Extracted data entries
++++++

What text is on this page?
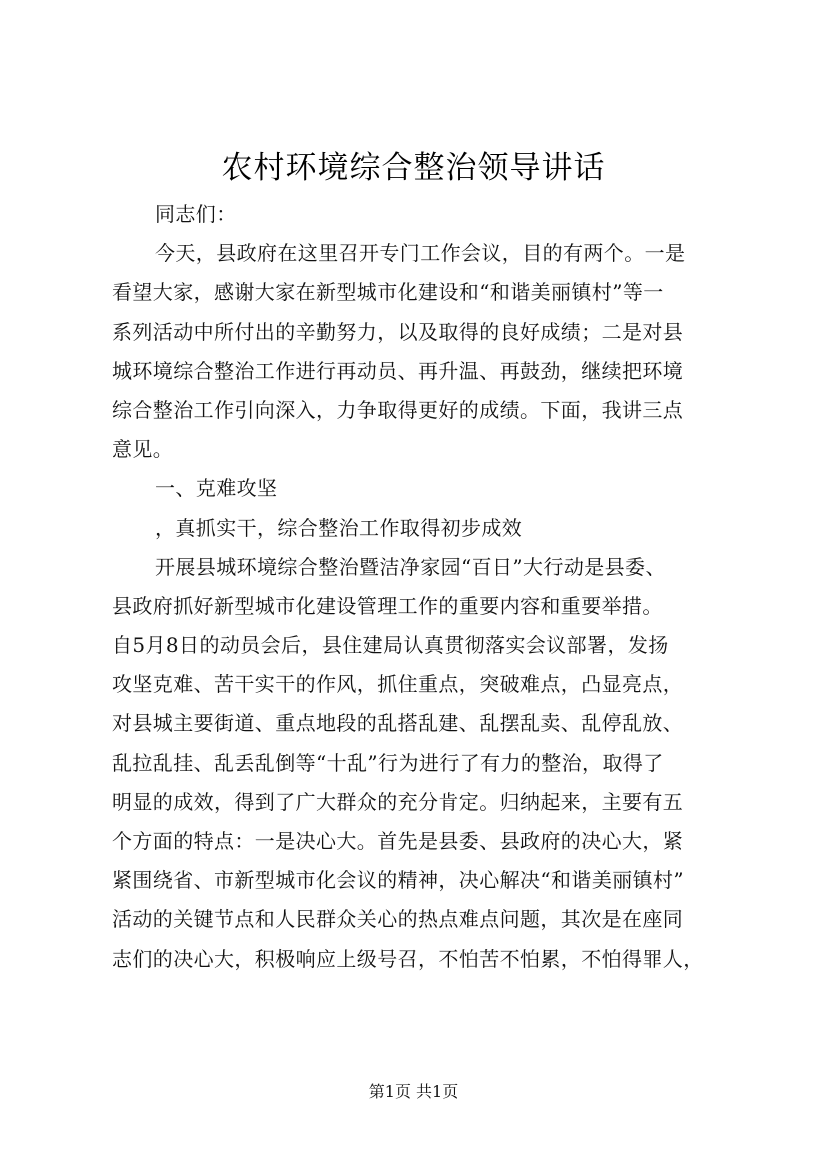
农村环境综合整治领导讲话
同志们：
今天，县政府在这里召开专门工作会议，目的有两个。一是
看望大家，感谢大家在新型城市化建设和“和谐美丽镇村”等一
系列活动中所付出的辛勤努力，以及取得的良好成绩；二是对县
城环境综合整治工作进行再动员、再升温、再鼓劲，继续把环境
综合整治工作引向深入，力争取得更好的成绩。下面，我讲三点
意见。
一、克难攻坚
，真抓实干，综合整治工作取得初步成效
开展县城环境综合整治暨洁净家园“百日”大行动是县委、
县政府抓好新型城市化建设管理工作的重要内容和重要举措。
自5月8日的动员会后，县住建局认真贯彻落实会议部署，发扬
攻坚克难、苦干实干的作风，抓住重点，突破难点，凸显亮点，
对县城主要街道、重点地段的乱搭乱建、乱摆乱卖、乱停乱放、
乱拉乱挂、乱丢乱倒等“十乱”行为进行了有力的整治，取得了
明显的成效，得到了广大群众的充分肯定。归纳起来，主要有五
个方面的特点：一是决心大。首先是县委、县政府的决心大，紧
紧围绕省、市新型城市化会议的精神，决心解决“和谐美丽镇村”
活动的关键节点和人民群众关心的热点难点问题，其次是在座同
志们的决心大，积极响应上级号召，不怕苦不怕累，不怕得罪人，
第1页 共1页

++++++

Only the number is wanted: how many lines contain the string "和谐美丽镇村"?

2